--- START OF RAW DATA ---

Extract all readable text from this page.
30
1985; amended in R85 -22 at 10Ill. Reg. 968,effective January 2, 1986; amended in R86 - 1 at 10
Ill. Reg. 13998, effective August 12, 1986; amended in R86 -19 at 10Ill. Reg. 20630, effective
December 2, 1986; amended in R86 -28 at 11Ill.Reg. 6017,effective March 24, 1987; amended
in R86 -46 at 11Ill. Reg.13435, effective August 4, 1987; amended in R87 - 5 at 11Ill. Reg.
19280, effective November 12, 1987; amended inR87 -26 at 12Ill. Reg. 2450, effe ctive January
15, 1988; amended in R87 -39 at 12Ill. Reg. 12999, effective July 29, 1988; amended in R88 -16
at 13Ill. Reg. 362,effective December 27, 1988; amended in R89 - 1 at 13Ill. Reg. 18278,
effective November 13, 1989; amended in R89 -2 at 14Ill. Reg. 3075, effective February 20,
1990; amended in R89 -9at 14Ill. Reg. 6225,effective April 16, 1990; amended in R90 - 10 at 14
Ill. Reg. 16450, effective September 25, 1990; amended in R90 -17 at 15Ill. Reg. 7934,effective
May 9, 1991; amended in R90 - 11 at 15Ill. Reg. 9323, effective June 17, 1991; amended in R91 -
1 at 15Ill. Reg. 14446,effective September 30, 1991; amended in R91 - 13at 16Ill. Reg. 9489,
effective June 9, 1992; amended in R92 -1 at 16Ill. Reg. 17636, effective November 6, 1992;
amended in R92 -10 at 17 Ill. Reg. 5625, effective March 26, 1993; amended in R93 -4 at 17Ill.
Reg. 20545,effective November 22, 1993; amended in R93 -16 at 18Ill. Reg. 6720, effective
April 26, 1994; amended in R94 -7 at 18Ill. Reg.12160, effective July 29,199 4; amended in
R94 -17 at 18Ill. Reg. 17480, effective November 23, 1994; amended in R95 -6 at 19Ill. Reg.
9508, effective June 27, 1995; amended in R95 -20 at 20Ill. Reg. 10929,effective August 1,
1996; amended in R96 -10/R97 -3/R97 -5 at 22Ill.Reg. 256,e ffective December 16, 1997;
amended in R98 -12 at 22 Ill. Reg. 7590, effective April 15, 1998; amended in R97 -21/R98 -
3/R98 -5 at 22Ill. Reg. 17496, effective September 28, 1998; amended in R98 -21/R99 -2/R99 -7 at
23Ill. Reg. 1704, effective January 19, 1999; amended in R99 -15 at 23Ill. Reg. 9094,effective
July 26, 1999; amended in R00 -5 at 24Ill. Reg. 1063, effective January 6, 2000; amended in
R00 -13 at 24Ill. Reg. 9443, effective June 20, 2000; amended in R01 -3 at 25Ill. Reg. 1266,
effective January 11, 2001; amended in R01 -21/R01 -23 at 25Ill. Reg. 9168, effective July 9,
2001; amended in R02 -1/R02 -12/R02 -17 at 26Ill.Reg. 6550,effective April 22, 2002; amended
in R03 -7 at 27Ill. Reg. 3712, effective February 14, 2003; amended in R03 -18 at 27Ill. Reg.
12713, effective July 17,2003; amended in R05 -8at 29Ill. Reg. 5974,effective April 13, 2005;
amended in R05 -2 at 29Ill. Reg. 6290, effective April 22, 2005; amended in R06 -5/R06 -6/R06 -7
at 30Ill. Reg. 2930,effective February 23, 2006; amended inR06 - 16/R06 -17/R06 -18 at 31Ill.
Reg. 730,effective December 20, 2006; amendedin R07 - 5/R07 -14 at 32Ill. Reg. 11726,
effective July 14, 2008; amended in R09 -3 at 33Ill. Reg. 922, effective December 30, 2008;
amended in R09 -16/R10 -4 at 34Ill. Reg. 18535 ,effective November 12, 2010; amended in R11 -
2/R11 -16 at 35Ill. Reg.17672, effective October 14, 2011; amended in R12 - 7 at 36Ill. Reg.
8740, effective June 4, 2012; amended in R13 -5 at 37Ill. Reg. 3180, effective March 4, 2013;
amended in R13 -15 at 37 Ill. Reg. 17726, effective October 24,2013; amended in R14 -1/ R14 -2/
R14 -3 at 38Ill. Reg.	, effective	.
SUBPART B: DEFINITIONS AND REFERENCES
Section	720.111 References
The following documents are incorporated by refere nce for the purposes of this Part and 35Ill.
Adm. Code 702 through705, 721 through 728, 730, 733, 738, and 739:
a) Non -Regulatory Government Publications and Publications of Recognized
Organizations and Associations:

--- END OF RAW DATA ---

● **CHALLENGE**: Count every line in the data that contains the word "August", then give that count and nothing else.

● **REPLY TO THE EXERCISE**: 3